● Element and coordinate entries:
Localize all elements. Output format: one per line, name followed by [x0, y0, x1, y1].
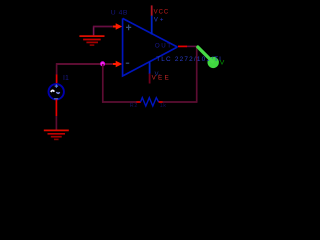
- power VCC symbol bar: [151, 5, 153, 16]
- wire source riser: [56, 63, 58, 75]
- wire noninverting input net: [93, 26, 113, 28]
- svg-text:VEE: VEE: [152, 74, 171, 81]
- opamp plus mark: [126, 25, 131, 31]
- wire resistor left pin: [137, 101, 141, 103]
- wire feedback right vertical: [196, 46, 198, 102]
- probe stick: [198, 47, 213, 62]
- wire source bottom pin: [55, 99, 57, 116]
- power VEE symbol bar: [149, 74, 151, 84]
- resistor R2: [141, 98, 159, 106]
- wire opamp output pin: [178, 45, 187, 47]
- svg-text:I1: I1: [63, 75, 69, 82]
- wire feedback bottom left: [102, 101, 137, 103]
- wire source top pin: [56, 75, 58, 85]
- node junction dot: [100, 61, 105, 66]
- svg-text:V+: V+: [154, 17, 166, 23]
- wire feedback bottom right: [163, 101, 197, 103]
- svg-text:R2: R2: [130, 103, 138, 109]
- wire feedback left vertical: [102, 64, 104, 103]
- probe head: [208, 57, 219, 68]
- svg-text:1k: 1k: [160, 103, 167, 109]
- ground GND1: [79, 36, 104, 45]
- ground GND2: [44, 130, 69, 139]
- wire to ground2: [55, 116, 57, 130]
- svg-text:U 4B: U 4B: [111, 10, 128, 17]
- wire ground1 riser: [93, 27, 95, 37]
- wire V- pin stub: [149, 62, 151, 74]
- wire output net: [187, 45, 197, 47]
- pin arrow opamp + input: [113, 23, 122, 29]
- svg-text:V: V: [220, 60, 225, 67]
- op-amp U4B triangle: [123, 18, 178, 76]
- wire V+ pin stub: [151, 16, 153, 35]
- wire resistor right pin: [159, 101, 163, 103]
- svg-text:VCC: VCC: [154, 10, 170, 16]
- wire inverting input net horizontal: [56, 63, 113, 65]
- opamp minus mark: [126, 62, 129, 64]
- svg-text:OUT: OUT: [155, 42, 173, 49]
- pin arrow opamp - input: [113, 61, 122, 67]
- source I1: [49, 84, 64, 99]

● TASK TO COMPLETE: Copy out the lines of the entries above verbatim, from every entry, and leave the picture out of your answer.

● REPLY TO THE TASK:
Localize all elements. Output format: one per line, name followed by [x0, y0, x1, y1].
- power VCC symbol bar: [151, 5, 153, 16]
- wire source riser: [56, 63, 58, 75]
- wire noninverting input net: [93, 26, 113, 28]
- svg-text:VEE: VEE: [152, 74, 171, 81]
- opamp plus mark: [126, 25, 131, 31]
- wire resistor left pin: [137, 101, 141, 103]
- wire feedback right vertical: [196, 46, 198, 102]
- probe stick: [198, 47, 213, 62]
- wire source bottom pin: [55, 99, 57, 116]
- power VEE symbol bar: [149, 74, 151, 84]
- resistor R2: [141, 98, 159, 106]
- wire opamp output pin: [178, 45, 187, 47]
- svg-text:I1: I1: [63, 75, 69, 82]
- wire feedback bottom left: [102, 101, 137, 103]
- wire source top pin: [56, 75, 58, 85]
- node junction dot: [100, 61, 105, 66]
- svg-text:V+: V+: [154, 17, 166, 23]
- wire feedback bottom right: [163, 101, 197, 103]
- svg-text:R2: R2: [130, 103, 138, 109]
- wire feedback left vertical: [102, 64, 104, 103]
- probe head: [208, 57, 219, 68]
- svg-text:1k: 1k: [160, 103, 167, 109]
- ground GND1: [79, 36, 104, 45]
- ground GND2: [44, 130, 69, 139]
- wire to ground2: [55, 116, 57, 130]
- svg-text:U 4B: U 4B: [111, 10, 128, 17]
- wire ground1 riser: [93, 27, 95, 37]
- wire V- pin stub: [149, 62, 151, 74]
- wire output net: [187, 45, 197, 47]
- pin arrow opamp + input: [113, 23, 122, 29]
- svg-text:V: V: [220, 60, 225, 67]
- op-amp U4B triangle: [123, 18, 178, 76]
- wire V+ pin stub: [151, 16, 153, 35]
- wire resistor right pin: [159, 101, 163, 103]
- svg-text:VCC: VCC: [154, 10, 170, 16]
- wire inverting input net horizontal: [56, 63, 113, 65]
- opamp minus mark: [126, 62, 129, 64]
- svg-text:OUT: OUT: [155, 42, 173, 49]
- pin arrow opamp - input: [113, 61, 122, 67]
- source I1: [49, 84, 64, 99]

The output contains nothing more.